- **WRITTEN EXERCISE**
The records should be written out in full, with nothing altered.
[RECORDED INFORMATION start]
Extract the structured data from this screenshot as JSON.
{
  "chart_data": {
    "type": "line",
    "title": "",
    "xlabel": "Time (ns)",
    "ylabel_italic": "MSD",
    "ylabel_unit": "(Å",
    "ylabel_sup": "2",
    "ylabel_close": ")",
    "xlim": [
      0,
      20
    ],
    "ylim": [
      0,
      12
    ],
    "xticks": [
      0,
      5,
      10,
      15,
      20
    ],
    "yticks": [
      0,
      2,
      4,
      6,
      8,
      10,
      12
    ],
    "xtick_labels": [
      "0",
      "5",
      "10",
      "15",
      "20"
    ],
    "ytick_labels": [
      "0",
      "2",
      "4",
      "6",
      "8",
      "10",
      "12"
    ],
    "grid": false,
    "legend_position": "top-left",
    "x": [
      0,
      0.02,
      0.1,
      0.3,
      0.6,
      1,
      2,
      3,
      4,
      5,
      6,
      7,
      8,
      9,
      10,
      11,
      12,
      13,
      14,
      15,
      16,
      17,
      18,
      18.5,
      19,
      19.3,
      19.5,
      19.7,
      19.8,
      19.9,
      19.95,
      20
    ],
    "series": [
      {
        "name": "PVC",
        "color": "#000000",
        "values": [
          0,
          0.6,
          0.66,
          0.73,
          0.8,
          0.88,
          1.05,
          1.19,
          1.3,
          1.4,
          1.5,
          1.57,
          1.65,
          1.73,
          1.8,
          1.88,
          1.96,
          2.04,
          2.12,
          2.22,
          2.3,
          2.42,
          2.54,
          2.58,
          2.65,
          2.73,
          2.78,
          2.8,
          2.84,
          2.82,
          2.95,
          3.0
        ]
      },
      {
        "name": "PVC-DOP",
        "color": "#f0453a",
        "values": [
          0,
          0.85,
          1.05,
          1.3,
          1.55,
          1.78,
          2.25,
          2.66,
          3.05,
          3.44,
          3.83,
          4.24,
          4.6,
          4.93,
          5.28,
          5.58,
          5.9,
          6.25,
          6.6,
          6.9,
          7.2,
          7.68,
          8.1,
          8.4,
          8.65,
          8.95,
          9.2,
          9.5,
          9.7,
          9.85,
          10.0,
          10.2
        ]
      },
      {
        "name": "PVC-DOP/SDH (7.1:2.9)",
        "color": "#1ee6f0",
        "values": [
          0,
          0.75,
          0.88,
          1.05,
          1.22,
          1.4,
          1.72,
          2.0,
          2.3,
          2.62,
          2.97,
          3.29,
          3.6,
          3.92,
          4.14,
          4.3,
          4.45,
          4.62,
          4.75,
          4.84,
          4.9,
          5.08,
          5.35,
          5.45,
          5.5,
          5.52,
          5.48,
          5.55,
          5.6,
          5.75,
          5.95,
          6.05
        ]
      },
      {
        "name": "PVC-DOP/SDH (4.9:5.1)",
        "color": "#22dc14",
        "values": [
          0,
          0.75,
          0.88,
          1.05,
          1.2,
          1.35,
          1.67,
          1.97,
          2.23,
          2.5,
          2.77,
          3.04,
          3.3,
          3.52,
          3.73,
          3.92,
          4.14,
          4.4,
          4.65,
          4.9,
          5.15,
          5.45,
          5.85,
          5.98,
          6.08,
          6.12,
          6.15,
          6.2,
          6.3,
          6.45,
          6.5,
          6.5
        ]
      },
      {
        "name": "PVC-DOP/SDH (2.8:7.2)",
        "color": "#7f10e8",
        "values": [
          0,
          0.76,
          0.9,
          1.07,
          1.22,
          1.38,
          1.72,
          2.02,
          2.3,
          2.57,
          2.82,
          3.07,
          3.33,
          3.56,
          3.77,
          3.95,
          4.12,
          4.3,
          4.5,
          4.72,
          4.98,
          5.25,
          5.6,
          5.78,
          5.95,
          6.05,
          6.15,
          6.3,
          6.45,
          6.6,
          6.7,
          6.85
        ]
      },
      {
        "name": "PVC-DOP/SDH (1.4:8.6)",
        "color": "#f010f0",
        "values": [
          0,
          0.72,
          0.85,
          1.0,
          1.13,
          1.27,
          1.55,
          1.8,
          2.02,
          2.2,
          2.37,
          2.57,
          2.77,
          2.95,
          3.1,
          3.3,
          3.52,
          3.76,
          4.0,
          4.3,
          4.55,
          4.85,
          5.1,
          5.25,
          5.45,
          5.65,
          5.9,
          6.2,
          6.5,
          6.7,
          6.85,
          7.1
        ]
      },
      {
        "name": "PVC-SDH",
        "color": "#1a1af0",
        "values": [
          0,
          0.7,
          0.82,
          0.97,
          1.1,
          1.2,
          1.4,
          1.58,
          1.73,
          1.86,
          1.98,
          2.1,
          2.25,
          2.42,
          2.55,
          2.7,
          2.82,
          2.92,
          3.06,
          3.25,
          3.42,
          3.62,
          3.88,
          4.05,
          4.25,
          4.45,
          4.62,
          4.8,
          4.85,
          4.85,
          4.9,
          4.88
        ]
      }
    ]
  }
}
[RECORDED INFORMATION end]
- **FULL SOLUTION**
Extract the structured data from this screenshot as JSON.
{
  "chart_data": {
    "type": "line",
    "title": "",
    "xlabel": "Time (ns)",
    "ylabel_italic": "MSD",
    "ylabel_unit": "(Å",
    "ylabel_sup": "2",
    "ylabel_close": ")",
    "xlim": [
      0,
      20
    ],
    "ylim": [
      0,
      12
    ],
    "xticks": [
      0,
      5,
      10,
      15,
      20
    ],
    "yticks": [
      0,
      2,
      4,
      6,
      8,
      10,
      12
    ],
    "xtick_labels": [
      "0",
      "5",
      "10",
      "15",
      "20"
    ],
    "ytick_labels": [
      "0",
      "2",
      "4",
      "6",
      "8",
      "10",
      "12"
    ],
    "grid": false,
    "legend_position": "top-left",
    "x": [
      0,
      0.02,
      0.1,
      0.3,
      0.6,
      1,
      2,
      3,
      4,
      5,
      6,
      7,
      8,
      9,
      10,
      11,
      12,
      13,
      14,
      15,
      16,
      17,
      18,
      18.5,
      19,
      19.3,
      19.5,
      19.7,
      19.8,
      19.9,
      19.95,
      20
    ],
    "series": [
      {
        "name": "PVC",
        "color": "#000000",
        "values": [
          0,
          0.6,
          0.66,
          0.73,
          0.8,
          0.88,
          1.05,
          1.19,
          1.3,
          1.4,
          1.5,
          1.57,
          1.65,
          1.73,
          1.8,
          1.88,
          1.96,
          2.04,
          2.12,
          2.22,
          2.3,
          2.42,
          2.54,
          2.58,
          2.65,
          2.73,
          2.78,
          2.8,
          2.84,
          2.82,
          2.95,
          3.0
        ]
      },
      {
        "name": "PVC-DOP",
        "color": "#f0453a",
        "values": [
          0,
          0.85,
          1.05,
          1.3,
          1.55,
          1.78,
          2.25,
          2.66,
          3.05,
          3.44,
          3.83,
          4.24,
          4.6,
          4.93,
          5.28,
          5.58,
          5.9,
          6.25,
          6.6,
          6.9,
          7.2,
          7.68,
          8.1,
          8.4,
          8.65,
          8.95,
          9.2,
          9.5,
          9.7,
          9.85,
          10.0,
          10.2
        ]
      },
      {
        "name": "PVC-DOP/SDH (7.1:2.9)",
        "color": "#1ee6f0",
        "values": [
          0,
          0.75,
          0.88,
          1.05,
          1.22,
          1.4,
          1.72,
          2.0,
          2.3,
          2.62,
          2.97,
          3.29,
          3.6,
          3.92,
          4.14,
          4.3,
          4.45,
          4.62,
          4.75,
          4.84,
          4.9,
          5.08,
          5.35,
          5.45,
          5.5,
          5.52,
          5.48,
          5.55,
          5.6,
          5.75,
          5.95,
          6.05
        ]
      },
      {
        "name": "PVC-DOP/SDH (4.9:5.1)",
        "color": "#22dc14",
        "values": [
          0,
          0.75,
          0.88,
          1.05,
          1.2,
          1.35,
          1.67,
          1.97,
          2.23,
          2.5,
          2.77,
          3.04,
          3.3,
          3.52,
          3.73,
          3.92,
          4.14,
          4.4,
          4.65,
          4.9,
          5.15,
          5.45,
          5.85,
          5.98,
          6.08,
          6.12,
          6.15,
          6.2,
          6.3,
          6.45,
          6.5,
          6.5
        ]
      },
      {
        "name": "PVC-DOP/SDH (2.8:7.2)",
        "color": "#7f10e8",
        "values": [
          0,
          0.76,
          0.9,
          1.07,
          1.22,
          1.38,
          1.72,
          2.02,
          2.3,
          2.57,
          2.82,
          3.07,
          3.33,
          3.56,
          3.77,
          3.95,
          4.12,
          4.3,
          4.5,
          4.72,
          4.98,
          5.25,
          5.6,
          5.78,
          5.95,
          6.05,
          6.15,
          6.3,
          6.45,
          6.6,
          6.7,
          6.85
        ]
      },
      {
        "name": "PVC-DOP/SDH (1.4:8.6)",
        "color": "#f010f0",
        "values": [
          0,
          0.72,
          0.85,
          1.0,
          1.13,
          1.27,
          1.55,
          1.8,
          2.02,
          2.2,
          2.37,
          2.57,
          2.77,
          2.95,
          3.1,
          3.3,
          3.52,
          3.76,
          4.0,
          4.3,
          4.55,
          4.85,
          5.1,
          5.25,
          5.45,
          5.65,
          5.9,
          6.2,
          6.5,
          6.7,
          6.85,
          7.1
        ]
      },
      {
        "name": "PVC-SDH",
        "color": "#1a1af0",
        "values": [
          0,
          0.7,
          0.82,
          0.97,
          1.1,
          1.2,
          1.4,
          1.58,
          1.73,
          1.86,
          1.98,
          2.1,
          2.25,
          2.42,
          2.55,
          2.7,
          2.82,
          2.92,
          3.06,
          3.25,
          3.42,
          3.62,
          3.88,
          4.05,
          4.25,
          4.45,
          4.62,
          4.8,
          4.85,
          4.85,
          4.9,
          4.88
        ]
      }
    ]
  }
}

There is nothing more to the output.